Stored entries:
------------------------------------
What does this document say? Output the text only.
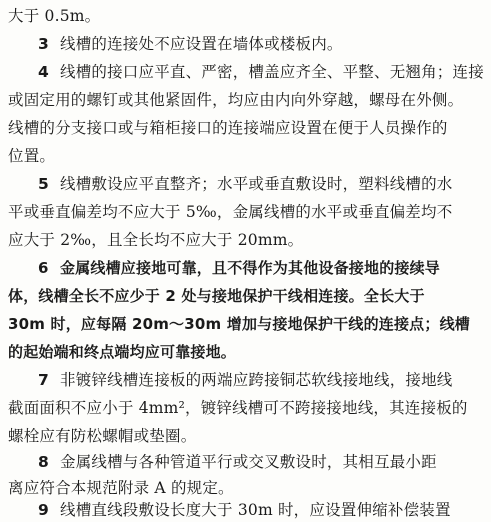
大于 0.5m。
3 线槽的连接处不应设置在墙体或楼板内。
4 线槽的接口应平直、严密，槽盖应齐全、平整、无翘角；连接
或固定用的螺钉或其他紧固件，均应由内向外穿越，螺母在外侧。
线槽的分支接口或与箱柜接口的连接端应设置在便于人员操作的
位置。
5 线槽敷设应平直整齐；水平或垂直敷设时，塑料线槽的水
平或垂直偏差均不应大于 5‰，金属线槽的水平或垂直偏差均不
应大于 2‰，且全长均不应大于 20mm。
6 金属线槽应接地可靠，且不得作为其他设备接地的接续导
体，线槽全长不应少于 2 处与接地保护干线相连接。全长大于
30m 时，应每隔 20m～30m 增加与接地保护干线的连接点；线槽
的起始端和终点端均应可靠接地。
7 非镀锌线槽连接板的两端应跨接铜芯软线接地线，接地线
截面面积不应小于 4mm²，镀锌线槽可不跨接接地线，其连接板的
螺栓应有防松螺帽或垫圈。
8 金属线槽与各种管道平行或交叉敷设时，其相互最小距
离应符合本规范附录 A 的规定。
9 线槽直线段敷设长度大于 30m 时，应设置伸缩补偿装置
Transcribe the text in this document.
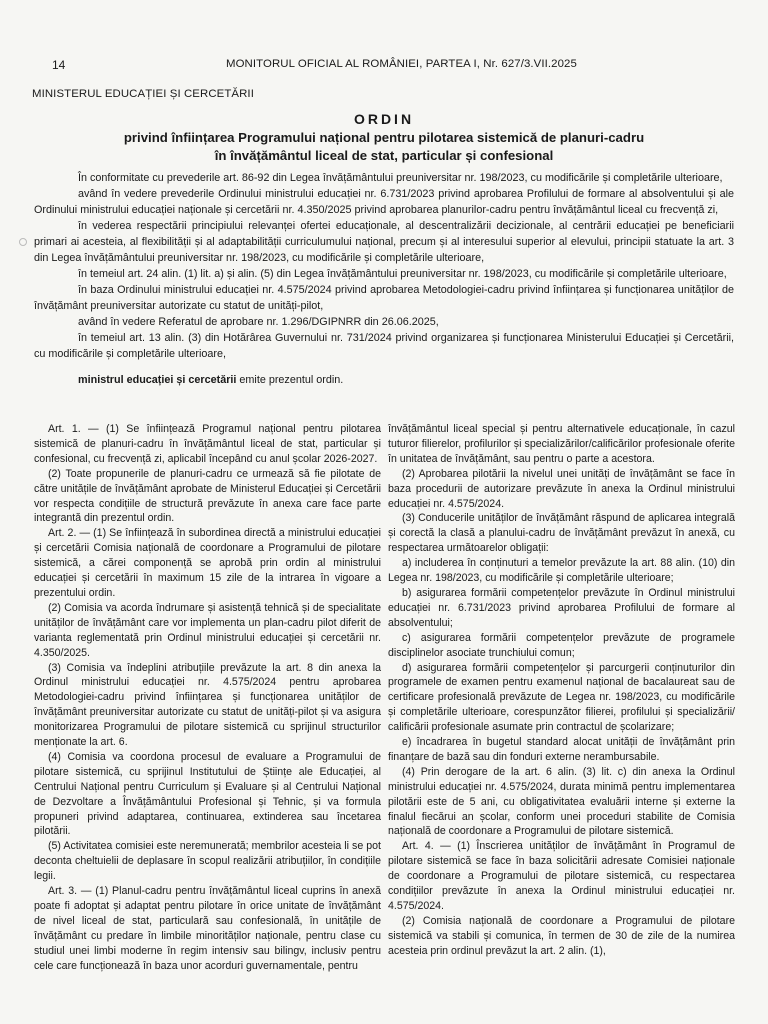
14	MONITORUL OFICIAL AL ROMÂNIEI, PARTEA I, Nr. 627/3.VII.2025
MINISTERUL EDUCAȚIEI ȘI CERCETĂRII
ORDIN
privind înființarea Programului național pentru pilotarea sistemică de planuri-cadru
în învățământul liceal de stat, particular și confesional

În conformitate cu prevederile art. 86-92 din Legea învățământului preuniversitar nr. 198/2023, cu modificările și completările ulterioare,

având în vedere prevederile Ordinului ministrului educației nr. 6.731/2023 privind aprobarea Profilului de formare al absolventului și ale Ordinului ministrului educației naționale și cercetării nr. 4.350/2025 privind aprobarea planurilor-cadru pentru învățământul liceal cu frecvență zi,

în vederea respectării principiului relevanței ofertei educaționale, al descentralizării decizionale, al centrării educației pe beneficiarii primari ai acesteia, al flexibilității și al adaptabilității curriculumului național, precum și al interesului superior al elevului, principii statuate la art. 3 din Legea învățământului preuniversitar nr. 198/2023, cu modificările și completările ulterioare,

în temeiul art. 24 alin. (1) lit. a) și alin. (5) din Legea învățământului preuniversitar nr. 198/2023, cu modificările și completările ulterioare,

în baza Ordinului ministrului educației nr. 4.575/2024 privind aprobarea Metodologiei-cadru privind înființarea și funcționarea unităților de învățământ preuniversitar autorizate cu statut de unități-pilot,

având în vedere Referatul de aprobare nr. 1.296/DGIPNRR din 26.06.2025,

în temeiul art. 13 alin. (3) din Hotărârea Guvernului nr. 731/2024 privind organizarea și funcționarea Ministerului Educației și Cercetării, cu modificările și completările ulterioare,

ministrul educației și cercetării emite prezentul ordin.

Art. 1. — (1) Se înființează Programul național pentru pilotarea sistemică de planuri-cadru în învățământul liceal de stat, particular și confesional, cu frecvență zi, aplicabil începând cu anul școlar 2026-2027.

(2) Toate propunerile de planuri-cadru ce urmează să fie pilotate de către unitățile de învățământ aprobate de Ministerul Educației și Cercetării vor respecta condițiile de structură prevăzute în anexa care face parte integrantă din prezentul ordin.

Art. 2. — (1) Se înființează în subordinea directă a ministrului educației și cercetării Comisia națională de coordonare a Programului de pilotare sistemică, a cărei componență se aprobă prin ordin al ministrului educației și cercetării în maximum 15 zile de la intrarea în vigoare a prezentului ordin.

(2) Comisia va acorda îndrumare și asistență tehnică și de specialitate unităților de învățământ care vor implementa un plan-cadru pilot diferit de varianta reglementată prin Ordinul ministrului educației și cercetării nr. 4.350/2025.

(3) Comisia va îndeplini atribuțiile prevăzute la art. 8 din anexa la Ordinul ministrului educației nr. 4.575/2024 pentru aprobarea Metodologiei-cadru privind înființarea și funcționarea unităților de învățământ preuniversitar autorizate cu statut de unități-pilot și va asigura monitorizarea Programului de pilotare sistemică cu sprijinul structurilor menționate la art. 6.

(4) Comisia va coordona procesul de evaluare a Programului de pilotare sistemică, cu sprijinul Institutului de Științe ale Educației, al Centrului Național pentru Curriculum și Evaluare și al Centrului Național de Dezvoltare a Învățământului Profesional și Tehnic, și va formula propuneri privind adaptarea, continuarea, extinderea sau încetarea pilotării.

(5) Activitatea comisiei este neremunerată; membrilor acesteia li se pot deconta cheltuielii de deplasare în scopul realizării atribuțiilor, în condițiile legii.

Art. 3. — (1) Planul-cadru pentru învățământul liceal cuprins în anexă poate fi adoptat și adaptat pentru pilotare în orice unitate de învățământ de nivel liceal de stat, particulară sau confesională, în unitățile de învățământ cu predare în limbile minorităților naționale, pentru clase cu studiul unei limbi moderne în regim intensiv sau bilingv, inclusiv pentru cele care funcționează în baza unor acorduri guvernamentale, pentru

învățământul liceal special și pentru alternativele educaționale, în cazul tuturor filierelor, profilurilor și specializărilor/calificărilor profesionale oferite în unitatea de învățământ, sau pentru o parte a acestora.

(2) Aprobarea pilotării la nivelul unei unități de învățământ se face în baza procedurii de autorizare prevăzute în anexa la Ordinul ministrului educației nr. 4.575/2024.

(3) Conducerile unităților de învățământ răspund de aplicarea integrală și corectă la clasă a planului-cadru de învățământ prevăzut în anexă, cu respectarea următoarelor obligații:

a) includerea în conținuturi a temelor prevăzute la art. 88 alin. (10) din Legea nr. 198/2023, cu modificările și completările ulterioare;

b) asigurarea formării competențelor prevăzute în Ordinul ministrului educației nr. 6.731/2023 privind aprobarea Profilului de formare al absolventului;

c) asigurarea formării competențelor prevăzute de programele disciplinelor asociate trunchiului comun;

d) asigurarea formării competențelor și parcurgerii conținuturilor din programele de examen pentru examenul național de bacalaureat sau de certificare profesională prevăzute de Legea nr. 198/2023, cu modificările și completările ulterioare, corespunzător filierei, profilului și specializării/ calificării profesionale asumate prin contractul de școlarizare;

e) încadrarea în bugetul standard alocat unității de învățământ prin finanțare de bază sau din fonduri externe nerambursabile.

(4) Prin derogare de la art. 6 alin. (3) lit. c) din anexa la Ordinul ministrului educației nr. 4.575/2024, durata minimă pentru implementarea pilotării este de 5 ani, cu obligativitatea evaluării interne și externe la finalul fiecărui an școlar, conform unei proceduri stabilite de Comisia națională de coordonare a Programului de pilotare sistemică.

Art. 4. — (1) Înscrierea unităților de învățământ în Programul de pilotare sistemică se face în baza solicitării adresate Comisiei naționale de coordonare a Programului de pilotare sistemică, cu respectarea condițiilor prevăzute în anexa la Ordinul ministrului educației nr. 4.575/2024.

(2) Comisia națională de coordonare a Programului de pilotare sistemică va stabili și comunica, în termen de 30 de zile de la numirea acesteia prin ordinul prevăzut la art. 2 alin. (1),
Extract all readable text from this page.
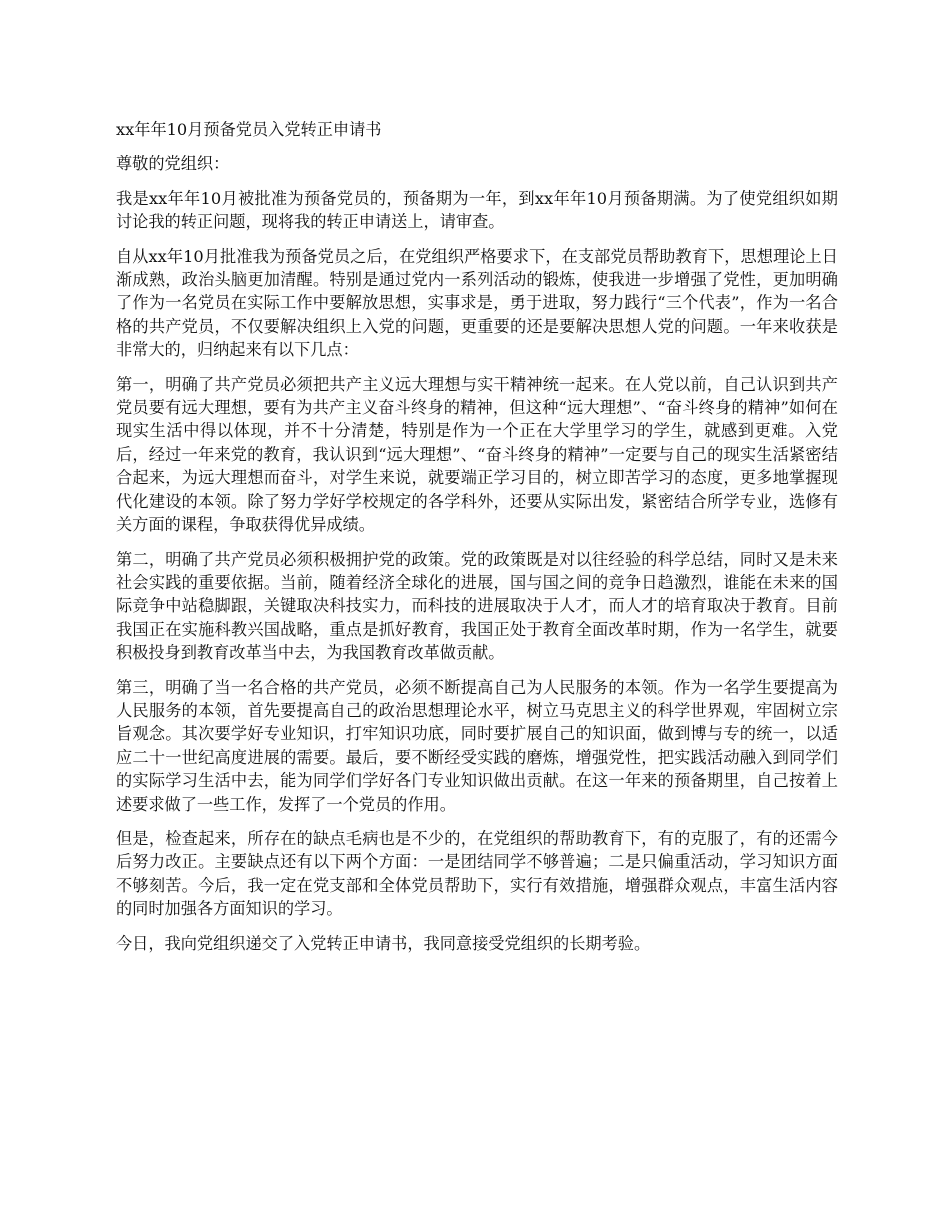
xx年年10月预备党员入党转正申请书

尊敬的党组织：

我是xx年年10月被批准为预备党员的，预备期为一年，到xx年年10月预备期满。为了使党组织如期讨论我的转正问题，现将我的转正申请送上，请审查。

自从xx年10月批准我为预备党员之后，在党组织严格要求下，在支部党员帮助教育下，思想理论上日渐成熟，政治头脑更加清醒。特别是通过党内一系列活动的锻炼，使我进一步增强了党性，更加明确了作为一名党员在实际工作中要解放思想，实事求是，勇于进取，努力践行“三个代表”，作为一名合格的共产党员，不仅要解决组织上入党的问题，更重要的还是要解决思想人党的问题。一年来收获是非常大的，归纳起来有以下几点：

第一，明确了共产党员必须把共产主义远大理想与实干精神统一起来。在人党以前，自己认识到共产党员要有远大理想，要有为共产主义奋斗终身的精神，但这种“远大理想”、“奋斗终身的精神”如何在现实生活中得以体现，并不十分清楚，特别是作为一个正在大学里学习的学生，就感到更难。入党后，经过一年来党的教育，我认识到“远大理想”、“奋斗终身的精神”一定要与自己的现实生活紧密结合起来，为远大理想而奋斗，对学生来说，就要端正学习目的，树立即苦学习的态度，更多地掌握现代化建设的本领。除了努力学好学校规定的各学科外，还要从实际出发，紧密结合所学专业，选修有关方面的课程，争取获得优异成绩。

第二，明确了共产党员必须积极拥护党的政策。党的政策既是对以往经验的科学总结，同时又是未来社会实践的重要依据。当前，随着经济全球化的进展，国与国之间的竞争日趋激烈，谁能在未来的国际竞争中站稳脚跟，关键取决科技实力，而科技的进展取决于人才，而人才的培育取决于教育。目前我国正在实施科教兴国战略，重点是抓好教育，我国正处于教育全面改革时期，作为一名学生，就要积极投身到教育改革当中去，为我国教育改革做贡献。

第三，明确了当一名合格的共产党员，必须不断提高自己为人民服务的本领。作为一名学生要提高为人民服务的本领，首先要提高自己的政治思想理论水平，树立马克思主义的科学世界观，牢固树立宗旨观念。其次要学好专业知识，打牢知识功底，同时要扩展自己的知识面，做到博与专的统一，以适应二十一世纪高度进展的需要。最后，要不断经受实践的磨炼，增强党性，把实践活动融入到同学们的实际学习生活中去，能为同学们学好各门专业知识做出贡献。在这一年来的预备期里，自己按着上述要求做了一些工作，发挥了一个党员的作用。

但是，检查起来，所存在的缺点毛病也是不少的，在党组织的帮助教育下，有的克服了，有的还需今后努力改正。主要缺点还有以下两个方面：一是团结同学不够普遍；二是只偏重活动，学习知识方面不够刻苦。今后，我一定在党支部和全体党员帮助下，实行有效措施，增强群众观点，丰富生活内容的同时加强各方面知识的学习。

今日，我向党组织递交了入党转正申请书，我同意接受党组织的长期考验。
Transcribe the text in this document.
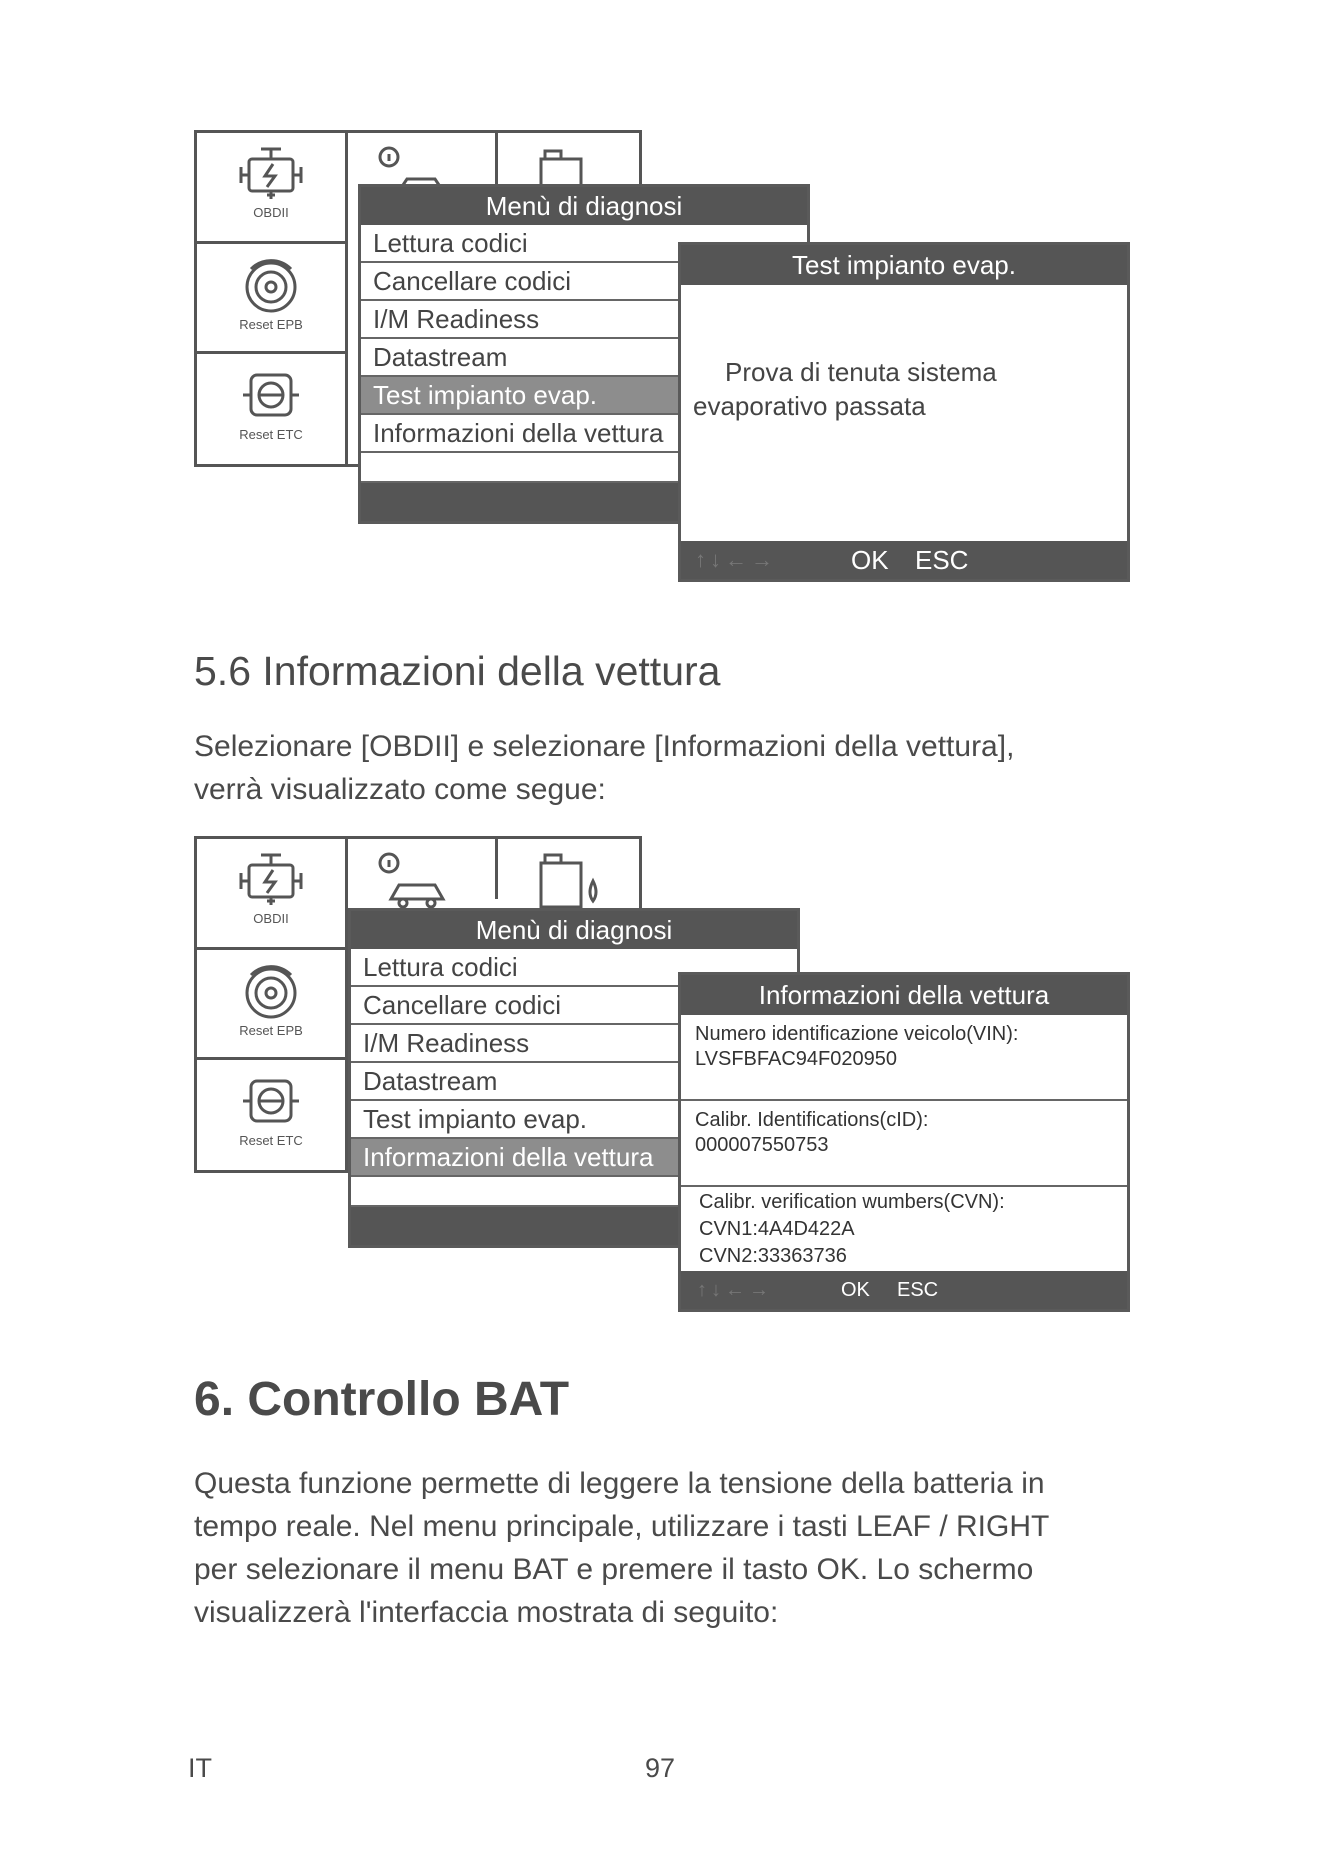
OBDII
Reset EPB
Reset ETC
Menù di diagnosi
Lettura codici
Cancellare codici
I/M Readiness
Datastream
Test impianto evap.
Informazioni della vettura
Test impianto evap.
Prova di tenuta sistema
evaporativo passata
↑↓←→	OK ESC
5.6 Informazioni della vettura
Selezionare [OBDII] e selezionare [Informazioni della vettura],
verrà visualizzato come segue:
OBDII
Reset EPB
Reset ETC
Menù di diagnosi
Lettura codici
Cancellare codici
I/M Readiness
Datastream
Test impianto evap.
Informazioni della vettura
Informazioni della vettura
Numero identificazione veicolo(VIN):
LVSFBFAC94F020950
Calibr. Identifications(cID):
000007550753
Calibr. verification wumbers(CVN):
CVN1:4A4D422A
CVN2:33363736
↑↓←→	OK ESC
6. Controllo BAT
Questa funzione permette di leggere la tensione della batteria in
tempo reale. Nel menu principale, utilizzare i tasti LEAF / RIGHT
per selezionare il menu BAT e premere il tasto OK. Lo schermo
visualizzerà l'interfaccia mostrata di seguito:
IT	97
------------------------------------
=== EXERCISE DESCRIPTION ===
Using the material above, copy every line in which the string "zile" occurs.

=== WRITTEN REPLY ===
Art. 2. — (1) Se înființează în subordinea directă a ministrului educației și cercetării Comisia națională de coordonare a Programului de pilotare sistemică, a cărei componență se aprobă prin ordin al ministrului educației și cercetării în maximum 15 zile de la intrarea în vigoare a prezentului ordin.
(2) Comisia națională de coordonare a Programului de pilotare sistemică va stabili și comunica, în termen de 30 de zile de la numirea acesteia prin ordinul prevăzut la art. 2 alin. (1),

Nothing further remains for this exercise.